- Required action A: Return the exact wording of the bird sightings report, from the part that opens with the words containing "Posted on October" through the part that closes with "was then deserted.".
- Required action B: Supply the next part of the local bird sightings report, continuing on from its final sentence.

- Passage to read:
Posted on October 1st, 2017
Sand martins were again present in the quarry and could be seen flying low over Ferryhills feeding off whatever insects were flying around.
Eider duck with ducklings appeared in West Bay as usual in early June and hopefully many of them managed to survive.
I saw a moorhen with 2 well-grown young on the Jamestown pond on the 18th of August.
The common terns again failed to nest on the Guvy pier and the site in Inverkeithing Inner Bay was active for a short time but was then deserted.
As compensation Long Craig was alive with common terns throughout the summer and it appeared that they bred successfully again. We had a little more interest with the common terns. It seems that Long Craig was full up and 1 or 2 pairs decided to nest on the dolphin (pier?) in West Bay.
They were very easy to see from near the Boat Club office and there was also an oystercatcher nesting close to them. Terns are renowned for their aggressive behaviour to other birds and human beings and they lived up to this reputation. The oystercatcher took the brunt of the aggression. Away from the terns I saw an oystercatcher with a small but mobile young amongst the seaweed near the play area at Pierhead buildings on the 22nd of July.
Sightings of more unusual birds over the summer have included a whimbrel flying over West Bay on the 19th of July. This was very definitely a ‘hearing’ because the haar was enveloping the whole village.
A small flock of black-tailed godwits flew past Carlingnose Point on the 15th of July.
These birds are intermediate in size between a redshank and curlew with a long straight bill.
I was very lucky to see them as I had just sat on the seat as they flew past doubly lucky because seeing the wing pattern is a very good way of identifying them.
I also spotted a sparrowhawk near the station on the 6th of September and I have heard or seen buzzards soaring over the village on several occasions.
Other sightings I have had includes a few goosander in West Bay on the 12th of July, four turnstones near the Pierhead play area on the 4th of October and herons regularly perched on the Guvy Pier.

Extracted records

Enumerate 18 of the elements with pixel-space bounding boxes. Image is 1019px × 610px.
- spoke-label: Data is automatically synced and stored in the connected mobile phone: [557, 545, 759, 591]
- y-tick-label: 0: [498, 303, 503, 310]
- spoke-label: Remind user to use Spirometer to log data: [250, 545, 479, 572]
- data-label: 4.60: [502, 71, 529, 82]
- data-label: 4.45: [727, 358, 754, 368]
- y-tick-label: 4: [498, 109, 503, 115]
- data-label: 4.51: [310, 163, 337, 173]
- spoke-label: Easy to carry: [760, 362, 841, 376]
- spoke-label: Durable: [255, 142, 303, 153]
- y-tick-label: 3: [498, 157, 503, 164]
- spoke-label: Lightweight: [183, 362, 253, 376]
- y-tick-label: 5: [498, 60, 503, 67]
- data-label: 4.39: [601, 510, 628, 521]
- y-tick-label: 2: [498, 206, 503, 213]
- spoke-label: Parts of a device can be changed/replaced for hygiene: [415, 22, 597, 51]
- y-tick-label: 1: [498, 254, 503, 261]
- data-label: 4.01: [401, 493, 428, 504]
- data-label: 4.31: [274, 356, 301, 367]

- Answer A:
Posted on October 1st, 2017
Sand martins were again present in the quarry and could be seen flying low over Ferryhills feeding off whatever insects were flying around.
Eider duck with ducklings appeared in West Bay as usual in early June and hopefully many of them managed to survive.
I saw a moorhen with 2 well-grown young on the Jamestown pond on the 18th of August.
The common terns again failed to nest on the Guvy pier and the site in Inverkeithing Inner Bay was active for a short time but was then deserted.

- Answer B:
An annual autumn happening involves groups of gannets – mainly immature birds – which circle round in Inverkeithing Bay. As of the 8th of October I have not yet seen any this autumn, but there’s plenty of time left.
Chiffchaffs sing by saying their name, but tend to stop calling when they have paired up. Later in the year they seem to start again but not as persistent as they are in the spring and early summer. I like to think of them just doing a bit of practice for next year. One was doing this near the station on the 14th of September.
The field gentians on Carlingnose Point reserve flowered again this summer. Over 200 plants were found in the ground around the rocky knoll and also on the high part of the reserve above the quarry.
Dropwort appeared again in the watertank field and was also found on the reserve on the steep bank above Carlingnose View. There was one flowering stem near the rocky knoll as well. The annual cutting of the grass on the reserve has already been done and there is a possibility more maintenance will be carried out later in the year.
They were accompanied by 3 or 4 curlews and several oystercatchers; and a few turnstones which feed on the rocky surrounds of the bay and the piers rather than the mud.
Listen out for the pink-footed geese flying over after their journey from Iceland.
Other winter visitors such as redwings and fieldfares should soon be here so check the rowans and cotoneaster shrubs while on the coastal path.
Check the ivy for insects on a sunny day as well.